What the exercise asks
Would you repeat the listing exactly but omit every picture?
━━━━━━━━━━━━━━━━━━━━
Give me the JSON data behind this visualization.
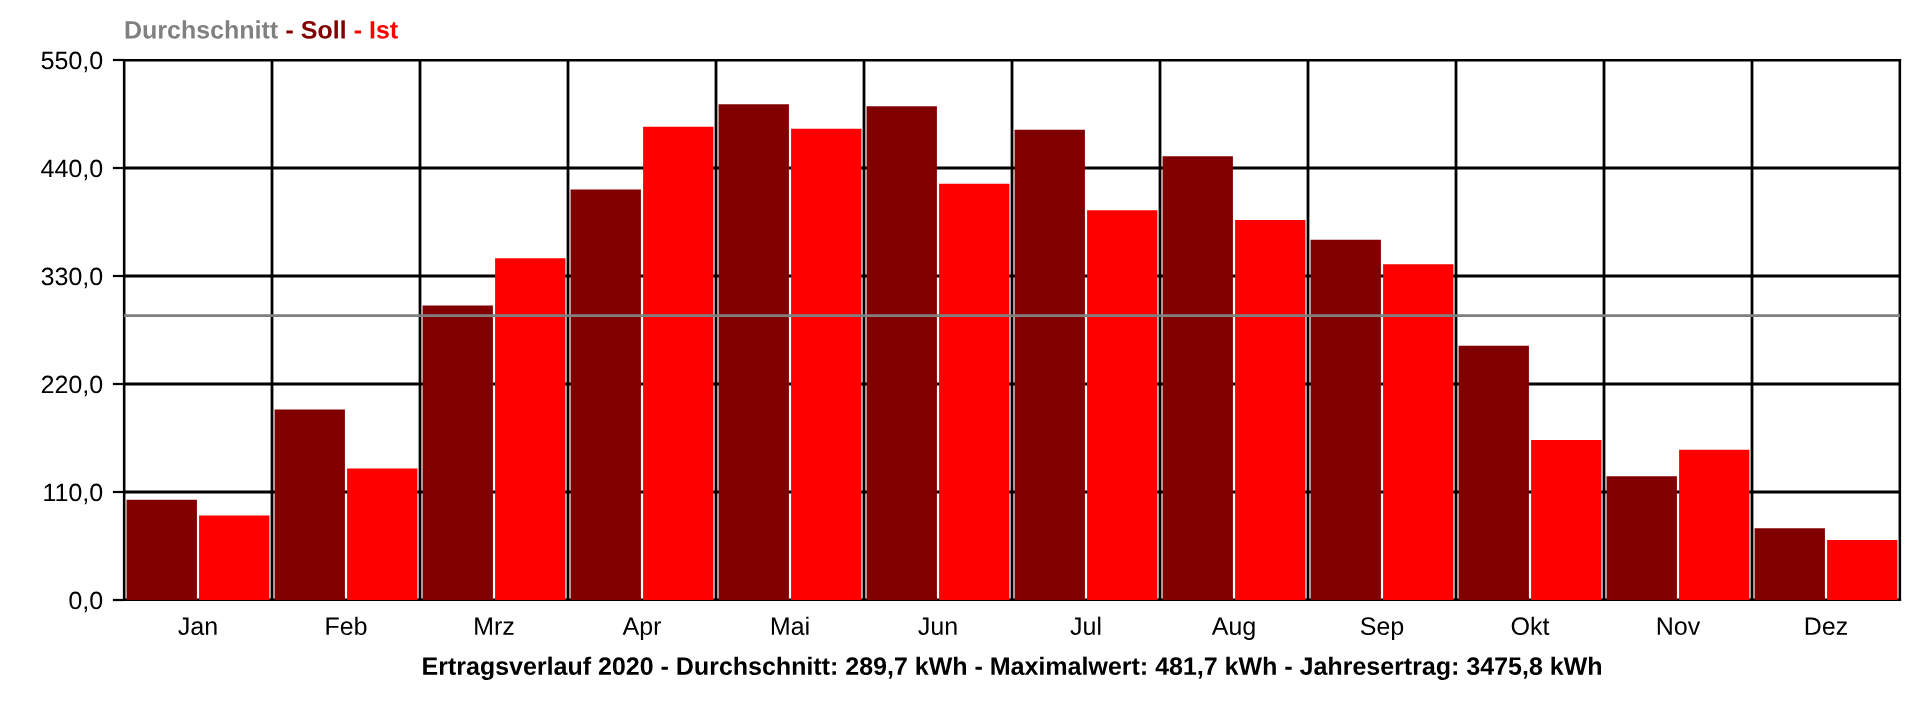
{
  "chart_data": {
    "type": "bar",
    "xlabel": "Ertragsverlauf 2020 - Durchschnitt: 289,7 kWh - Maximalwert: 481,7 kWh - Jahresertrag: 3475,8 kWh",
    "categories": [
      "Jan",
      "Feb",
      "Mrz",
      "Apr",
      "Mai",
      "Jun",
      "Jul",
      "Aug",
      "Sep",
      "Okt",
      "Nov",
      "Dez"
    ],
    "series": [
      {
        "name": "Soll",
        "color": "#800000",
        "values": [
          102,
          194,
          300,
          418,
          505,
          503,
          479,
          452,
          367,
          259,
          126,
          73
        ]
      },
      {
        "name": "Ist",
        "color": "#ff0000",
        "values": [
          86,
          134,
          348,
          482,
          480,
          424,
          397,
          387,
          342,
          163,
          153,
          61
        ]
      }
    ],
    "ylim": [
      0,
      550
    ],
    "yticks": [
      {
        "value": 0,
        "label": "0,0"
      },
      {
        "value": 110,
        "label": "110,0"
      },
      {
        "value": 220,
        "label": "220,0"
      },
      {
        "value": 330,
        "label": "330,0"
      },
      {
        "value": 440,
        "label": "440,0"
      },
      {
        "value": 550,
        "label": "550,0"
      }
    ],
    "ref_lines": [
      {
        "axis": "y",
        "value": 289.7,
        "label": "Durchschnitt",
        "color": "#808080"
      }
    ],
    "annotations": [
      "-",
      "-"
    ],
    "grid": true,
    "legend": "top left"
  }
}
━━━━━━━━━━━━━━━━━━━━
Finished exercise
Give me the JSON data behind this visualization.
{
  "chart_data": {
    "type": "bar",
    "xlabel": "Ertragsverlauf 2020 - Durchschnitt: 289,7 kWh - Maximalwert: 481,7 kWh - Jahresertrag: 3475,8 kWh",
    "categories": [
      "Jan",
      "Feb",
      "Mrz",
      "Apr",
      "Mai",
      "Jun",
      "Jul",
      "Aug",
      "Sep",
      "Okt",
      "Nov",
      "Dez"
    ],
    "series": [
      {
        "name": "Soll",
        "color": "#800000",
        "values": [
          102,
          194,
          300,
          418,
          505,
          503,
          479,
          452,
          367,
          259,
          126,
          73
        ]
      },
      {
        "name": "Ist",
        "color": "#ff0000",
        "values": [
          86,
          134,
          348,
          482,
          480,
          424,
          397,
          387,
          342,
          163,
          153,
          61
        ]
      }
    ],
    "ylim": [
      0,
      550
    ],
    "yticks": [
      {
        "value": 0,
        "label": "0,0"
      },
      {
        "value": 110,
        "label": "110,0"
      },
      {
        "value": 220,
        "label": "220,0"
      },
      {
        "value": 330,
        "label": "330,0"
      },
      {
        "value": 440,
        "label": "440,0"
      },
      {
        "value": 550,
        "label": "550,0"
      }
    ],
    "ref_lines": [
      {
        "axis": "y",
        "value": 289.7,
        "label": "Durchschnitt",
        "color": "#808080"
      }
    ],
    "annotations": [
      "-",
      "-"
    ],
    "grid": true,
    "legend": "top left"
  }
}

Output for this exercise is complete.